# INSTRUCTIONS TO FOLLOW
Put the lines from the one containing "Patent image size: (892, 1287)." through the end of the lines, both included, into a Markdown table with the columns Row and Line. Number each row and leave out any blank lines.

# ENTRIES SUPPLIED
+ + +
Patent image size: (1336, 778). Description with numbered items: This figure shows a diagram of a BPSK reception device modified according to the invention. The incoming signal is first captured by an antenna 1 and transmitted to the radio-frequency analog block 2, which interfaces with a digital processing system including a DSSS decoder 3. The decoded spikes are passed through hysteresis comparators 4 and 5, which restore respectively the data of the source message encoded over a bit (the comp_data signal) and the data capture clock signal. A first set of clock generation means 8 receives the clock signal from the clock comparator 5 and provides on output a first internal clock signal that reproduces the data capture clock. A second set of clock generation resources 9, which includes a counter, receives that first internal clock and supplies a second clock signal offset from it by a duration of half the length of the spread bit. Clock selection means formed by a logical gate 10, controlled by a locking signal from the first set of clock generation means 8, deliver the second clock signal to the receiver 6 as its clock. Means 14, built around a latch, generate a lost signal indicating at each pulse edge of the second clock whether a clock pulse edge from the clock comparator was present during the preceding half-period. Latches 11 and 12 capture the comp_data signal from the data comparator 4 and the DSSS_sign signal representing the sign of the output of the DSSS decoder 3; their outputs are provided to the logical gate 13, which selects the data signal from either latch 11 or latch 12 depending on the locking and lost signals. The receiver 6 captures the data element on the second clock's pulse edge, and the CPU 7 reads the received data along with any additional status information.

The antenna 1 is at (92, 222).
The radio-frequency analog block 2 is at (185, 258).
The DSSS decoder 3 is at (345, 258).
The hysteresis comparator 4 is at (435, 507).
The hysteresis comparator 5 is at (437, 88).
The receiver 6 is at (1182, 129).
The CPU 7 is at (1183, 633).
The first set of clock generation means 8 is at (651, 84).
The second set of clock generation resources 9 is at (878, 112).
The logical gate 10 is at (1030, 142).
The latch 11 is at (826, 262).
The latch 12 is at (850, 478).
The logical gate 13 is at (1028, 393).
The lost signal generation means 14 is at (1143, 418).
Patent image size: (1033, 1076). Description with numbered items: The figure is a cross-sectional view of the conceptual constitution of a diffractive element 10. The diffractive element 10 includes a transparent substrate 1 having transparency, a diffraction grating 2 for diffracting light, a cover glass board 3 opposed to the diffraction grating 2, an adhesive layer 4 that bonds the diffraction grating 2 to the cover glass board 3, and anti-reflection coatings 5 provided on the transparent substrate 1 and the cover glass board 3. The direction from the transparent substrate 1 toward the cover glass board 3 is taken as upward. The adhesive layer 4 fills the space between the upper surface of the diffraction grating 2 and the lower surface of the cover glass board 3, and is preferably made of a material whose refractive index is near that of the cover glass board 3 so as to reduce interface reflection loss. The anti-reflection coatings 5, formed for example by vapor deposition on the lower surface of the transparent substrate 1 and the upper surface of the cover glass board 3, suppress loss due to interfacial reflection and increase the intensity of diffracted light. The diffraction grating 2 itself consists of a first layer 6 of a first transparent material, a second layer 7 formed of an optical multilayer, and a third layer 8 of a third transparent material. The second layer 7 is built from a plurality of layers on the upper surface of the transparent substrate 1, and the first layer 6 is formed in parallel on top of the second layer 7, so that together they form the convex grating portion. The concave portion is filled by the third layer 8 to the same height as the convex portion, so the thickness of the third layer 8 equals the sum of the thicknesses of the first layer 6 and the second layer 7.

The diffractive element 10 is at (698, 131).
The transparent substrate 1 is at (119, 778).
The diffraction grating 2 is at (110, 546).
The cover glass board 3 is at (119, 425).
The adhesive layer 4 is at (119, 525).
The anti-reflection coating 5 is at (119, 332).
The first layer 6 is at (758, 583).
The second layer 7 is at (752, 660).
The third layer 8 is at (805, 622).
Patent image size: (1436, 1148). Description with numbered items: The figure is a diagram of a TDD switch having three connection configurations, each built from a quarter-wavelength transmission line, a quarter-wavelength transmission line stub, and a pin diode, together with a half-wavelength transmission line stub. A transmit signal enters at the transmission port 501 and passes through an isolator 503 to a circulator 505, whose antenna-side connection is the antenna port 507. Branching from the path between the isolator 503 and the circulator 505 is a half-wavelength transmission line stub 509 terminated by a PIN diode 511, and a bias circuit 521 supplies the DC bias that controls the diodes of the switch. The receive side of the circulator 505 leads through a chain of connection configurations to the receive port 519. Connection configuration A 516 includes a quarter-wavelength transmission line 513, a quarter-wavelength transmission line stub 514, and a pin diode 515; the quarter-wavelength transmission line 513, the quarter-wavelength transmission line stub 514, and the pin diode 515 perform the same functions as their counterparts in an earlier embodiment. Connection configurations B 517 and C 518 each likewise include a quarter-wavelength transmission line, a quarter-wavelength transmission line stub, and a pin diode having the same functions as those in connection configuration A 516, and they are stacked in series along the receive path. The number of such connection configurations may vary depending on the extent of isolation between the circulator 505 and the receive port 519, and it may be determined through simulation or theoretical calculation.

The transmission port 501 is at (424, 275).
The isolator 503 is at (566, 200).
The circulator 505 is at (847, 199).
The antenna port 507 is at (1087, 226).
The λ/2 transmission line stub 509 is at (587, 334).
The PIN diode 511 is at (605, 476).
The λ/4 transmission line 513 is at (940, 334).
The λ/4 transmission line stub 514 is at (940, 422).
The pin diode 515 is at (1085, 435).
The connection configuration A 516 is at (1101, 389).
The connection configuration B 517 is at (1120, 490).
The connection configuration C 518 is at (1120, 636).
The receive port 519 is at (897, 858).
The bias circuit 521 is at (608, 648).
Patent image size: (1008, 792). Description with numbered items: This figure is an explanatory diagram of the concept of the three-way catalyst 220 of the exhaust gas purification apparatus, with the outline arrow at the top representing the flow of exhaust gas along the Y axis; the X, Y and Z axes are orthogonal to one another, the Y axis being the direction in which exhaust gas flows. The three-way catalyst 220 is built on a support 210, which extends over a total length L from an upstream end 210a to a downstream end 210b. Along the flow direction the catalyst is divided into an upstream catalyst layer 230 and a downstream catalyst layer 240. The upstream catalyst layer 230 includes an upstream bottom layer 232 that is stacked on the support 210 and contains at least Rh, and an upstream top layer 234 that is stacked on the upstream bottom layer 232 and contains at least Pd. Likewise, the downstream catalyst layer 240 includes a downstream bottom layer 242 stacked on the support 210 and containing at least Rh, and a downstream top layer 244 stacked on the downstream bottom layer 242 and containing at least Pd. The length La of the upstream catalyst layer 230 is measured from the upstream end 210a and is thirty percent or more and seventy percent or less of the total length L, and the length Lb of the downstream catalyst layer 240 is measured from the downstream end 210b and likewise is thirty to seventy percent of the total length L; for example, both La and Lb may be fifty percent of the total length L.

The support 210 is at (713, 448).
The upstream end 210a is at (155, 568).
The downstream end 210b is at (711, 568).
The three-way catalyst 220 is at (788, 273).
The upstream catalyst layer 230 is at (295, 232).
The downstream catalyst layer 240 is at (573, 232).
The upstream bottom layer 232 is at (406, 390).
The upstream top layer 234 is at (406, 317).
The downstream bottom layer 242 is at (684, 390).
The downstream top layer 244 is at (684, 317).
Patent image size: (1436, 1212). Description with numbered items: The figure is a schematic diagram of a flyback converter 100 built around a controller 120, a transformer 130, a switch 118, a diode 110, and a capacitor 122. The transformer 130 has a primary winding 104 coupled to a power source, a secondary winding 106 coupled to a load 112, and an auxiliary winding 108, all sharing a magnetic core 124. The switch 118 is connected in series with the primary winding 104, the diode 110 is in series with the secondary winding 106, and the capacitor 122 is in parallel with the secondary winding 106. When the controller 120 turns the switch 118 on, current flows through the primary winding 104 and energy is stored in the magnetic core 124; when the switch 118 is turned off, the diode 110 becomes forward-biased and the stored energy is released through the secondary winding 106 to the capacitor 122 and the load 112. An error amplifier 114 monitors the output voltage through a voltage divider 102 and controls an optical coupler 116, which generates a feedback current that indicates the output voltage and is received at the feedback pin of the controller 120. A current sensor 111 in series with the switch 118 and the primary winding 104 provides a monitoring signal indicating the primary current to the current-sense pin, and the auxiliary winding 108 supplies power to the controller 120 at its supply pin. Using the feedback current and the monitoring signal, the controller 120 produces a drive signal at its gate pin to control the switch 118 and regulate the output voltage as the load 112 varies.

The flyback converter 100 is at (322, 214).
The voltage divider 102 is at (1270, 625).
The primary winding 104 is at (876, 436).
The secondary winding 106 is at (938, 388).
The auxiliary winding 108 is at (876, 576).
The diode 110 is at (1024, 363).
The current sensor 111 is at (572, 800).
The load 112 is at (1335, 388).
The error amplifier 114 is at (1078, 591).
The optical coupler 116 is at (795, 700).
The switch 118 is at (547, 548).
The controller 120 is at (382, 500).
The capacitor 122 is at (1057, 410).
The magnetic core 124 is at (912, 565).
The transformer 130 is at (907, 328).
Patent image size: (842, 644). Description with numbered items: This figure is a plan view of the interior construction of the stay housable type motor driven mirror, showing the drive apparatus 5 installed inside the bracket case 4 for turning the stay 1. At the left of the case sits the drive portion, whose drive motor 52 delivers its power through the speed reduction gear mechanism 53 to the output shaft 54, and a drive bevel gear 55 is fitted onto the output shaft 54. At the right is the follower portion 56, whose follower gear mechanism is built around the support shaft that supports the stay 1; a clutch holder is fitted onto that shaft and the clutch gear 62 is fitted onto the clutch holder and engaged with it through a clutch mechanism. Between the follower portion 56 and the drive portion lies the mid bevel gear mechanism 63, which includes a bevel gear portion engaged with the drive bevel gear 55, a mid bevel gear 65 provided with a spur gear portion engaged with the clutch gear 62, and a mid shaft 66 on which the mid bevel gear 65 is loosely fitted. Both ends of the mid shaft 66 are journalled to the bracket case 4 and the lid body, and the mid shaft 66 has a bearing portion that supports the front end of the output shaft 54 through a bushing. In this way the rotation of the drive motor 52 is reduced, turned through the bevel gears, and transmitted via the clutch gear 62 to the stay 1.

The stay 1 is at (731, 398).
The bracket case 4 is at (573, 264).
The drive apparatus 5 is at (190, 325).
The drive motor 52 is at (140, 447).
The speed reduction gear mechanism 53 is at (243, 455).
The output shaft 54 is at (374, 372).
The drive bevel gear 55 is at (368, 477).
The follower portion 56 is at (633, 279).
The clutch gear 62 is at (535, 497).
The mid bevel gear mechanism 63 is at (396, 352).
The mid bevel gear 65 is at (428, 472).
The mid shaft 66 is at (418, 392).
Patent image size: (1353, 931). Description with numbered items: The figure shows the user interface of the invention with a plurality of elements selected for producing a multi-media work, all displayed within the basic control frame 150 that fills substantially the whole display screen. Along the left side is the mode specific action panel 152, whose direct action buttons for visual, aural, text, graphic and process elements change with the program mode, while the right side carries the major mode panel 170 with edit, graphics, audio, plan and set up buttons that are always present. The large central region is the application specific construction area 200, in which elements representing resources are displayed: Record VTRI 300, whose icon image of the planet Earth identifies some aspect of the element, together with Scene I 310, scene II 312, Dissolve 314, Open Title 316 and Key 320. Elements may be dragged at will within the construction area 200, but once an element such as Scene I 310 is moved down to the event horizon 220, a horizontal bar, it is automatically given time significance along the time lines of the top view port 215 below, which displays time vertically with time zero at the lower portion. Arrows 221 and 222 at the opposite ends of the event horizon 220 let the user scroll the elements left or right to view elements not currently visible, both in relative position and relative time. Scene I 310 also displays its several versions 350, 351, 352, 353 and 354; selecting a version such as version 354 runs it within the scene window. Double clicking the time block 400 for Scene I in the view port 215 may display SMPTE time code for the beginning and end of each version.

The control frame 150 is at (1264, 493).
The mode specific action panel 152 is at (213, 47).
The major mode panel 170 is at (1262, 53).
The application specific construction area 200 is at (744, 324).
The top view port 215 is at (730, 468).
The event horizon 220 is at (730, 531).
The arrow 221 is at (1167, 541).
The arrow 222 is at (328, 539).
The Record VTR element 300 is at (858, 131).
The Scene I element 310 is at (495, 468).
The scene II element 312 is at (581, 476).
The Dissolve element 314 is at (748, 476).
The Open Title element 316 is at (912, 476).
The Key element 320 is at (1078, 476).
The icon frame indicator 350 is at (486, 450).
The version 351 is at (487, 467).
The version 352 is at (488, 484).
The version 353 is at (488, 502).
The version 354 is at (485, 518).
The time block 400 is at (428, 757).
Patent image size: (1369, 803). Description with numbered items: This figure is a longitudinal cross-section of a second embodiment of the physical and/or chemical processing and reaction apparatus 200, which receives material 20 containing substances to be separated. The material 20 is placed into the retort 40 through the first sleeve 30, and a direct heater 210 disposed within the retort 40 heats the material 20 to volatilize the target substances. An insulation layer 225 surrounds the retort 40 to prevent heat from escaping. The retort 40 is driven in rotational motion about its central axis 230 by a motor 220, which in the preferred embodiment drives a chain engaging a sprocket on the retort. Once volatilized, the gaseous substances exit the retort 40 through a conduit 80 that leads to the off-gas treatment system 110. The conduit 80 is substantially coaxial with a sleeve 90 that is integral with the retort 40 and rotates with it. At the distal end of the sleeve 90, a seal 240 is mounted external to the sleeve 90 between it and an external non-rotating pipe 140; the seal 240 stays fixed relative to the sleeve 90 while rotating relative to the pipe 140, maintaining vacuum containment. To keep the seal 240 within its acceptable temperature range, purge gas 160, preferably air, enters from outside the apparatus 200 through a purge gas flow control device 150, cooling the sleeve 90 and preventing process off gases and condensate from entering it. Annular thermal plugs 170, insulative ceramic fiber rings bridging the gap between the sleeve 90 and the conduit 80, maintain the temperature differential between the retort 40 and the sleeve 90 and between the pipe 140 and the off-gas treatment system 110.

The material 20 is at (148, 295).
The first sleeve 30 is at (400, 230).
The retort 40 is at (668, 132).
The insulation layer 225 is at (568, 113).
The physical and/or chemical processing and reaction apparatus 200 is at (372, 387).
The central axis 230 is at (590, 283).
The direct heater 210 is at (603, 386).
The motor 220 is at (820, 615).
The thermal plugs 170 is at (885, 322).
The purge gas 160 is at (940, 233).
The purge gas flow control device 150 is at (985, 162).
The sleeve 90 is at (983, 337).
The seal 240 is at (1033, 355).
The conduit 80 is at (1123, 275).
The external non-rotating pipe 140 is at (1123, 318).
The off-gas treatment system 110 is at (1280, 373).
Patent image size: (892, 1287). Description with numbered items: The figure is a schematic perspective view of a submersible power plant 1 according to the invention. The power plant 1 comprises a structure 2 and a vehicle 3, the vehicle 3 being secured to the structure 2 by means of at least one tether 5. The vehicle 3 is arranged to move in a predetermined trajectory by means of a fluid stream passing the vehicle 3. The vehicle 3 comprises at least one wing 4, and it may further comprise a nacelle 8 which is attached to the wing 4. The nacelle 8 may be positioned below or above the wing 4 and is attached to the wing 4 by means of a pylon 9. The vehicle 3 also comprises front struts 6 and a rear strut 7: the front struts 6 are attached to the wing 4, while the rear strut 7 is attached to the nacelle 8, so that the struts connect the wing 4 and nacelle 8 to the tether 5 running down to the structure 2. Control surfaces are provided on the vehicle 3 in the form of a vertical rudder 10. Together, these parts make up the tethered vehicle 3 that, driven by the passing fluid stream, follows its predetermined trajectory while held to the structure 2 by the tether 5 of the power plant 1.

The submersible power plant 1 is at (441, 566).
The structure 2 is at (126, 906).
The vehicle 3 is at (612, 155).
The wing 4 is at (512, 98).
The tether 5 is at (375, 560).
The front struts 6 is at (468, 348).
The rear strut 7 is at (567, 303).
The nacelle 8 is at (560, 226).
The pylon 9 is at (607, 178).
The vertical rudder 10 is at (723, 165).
+ + +
# COMPLETED TASK
| Row | Line |
|---|---|
| 1 | Patent image size: (892, 1287). Description with numbered items: The figure is a schematic perspective view of a submersible power plant 1 according to the invention. The power plant 1 comprises a structure 2 and a vehicle 3, the vehicle 3 being secured to the structure 2 by means of at least one tether 5. The vehicle 3 is arranged to move in a predetermined trajectory by means of a fluid stream passing the vehicle 3. The vehicle 3 comprises at least one wing 4, and it may further comprise a nacelle 8 which is attached to the wing 4. The nacelle 8 may be positioned below or above the wing 4 and is attached to the wing 4 by means of a pylon 9. The vehicle 3 also comprises front struts 6 and a rear strut 7: the front struts 6 are attached to the wing 4, while the rear strut 7 is attached to the nacelle 8, so that the struts connect the wing 4 and nacelle 8 to the tether 5 running down to the structure 2. Control surfaces are provided on the vehicle 3 in the form of a vertical rudder 10. Together, these parts make up the tethered vehicle 3 that, driven by the passing fluid stream, follows its predetermined trajectory while held to the structure 2 by the tether 5 of the power plant 1. |
| 2 | The submersible power plant 1 is at (441, 566). |
| 3 | The structure 2 is at (126, 906). |
| 4 | The vehicle 3 is at (612, 155). |
| 5 | The wing 4 is at (512, 98). |
| 6 | The tether 5 is at (375, 560). |
| 7 | The front struts 6 is at (468, 348). |
| 8 | The rear strut 7 is at (567, 303). |
| 9 | The nacelle 8 is at (560, 226). |
| 10 | The pylon 9 is at (607, 178). |
| 11 | The vertical rudder 10 is at (723, 165). |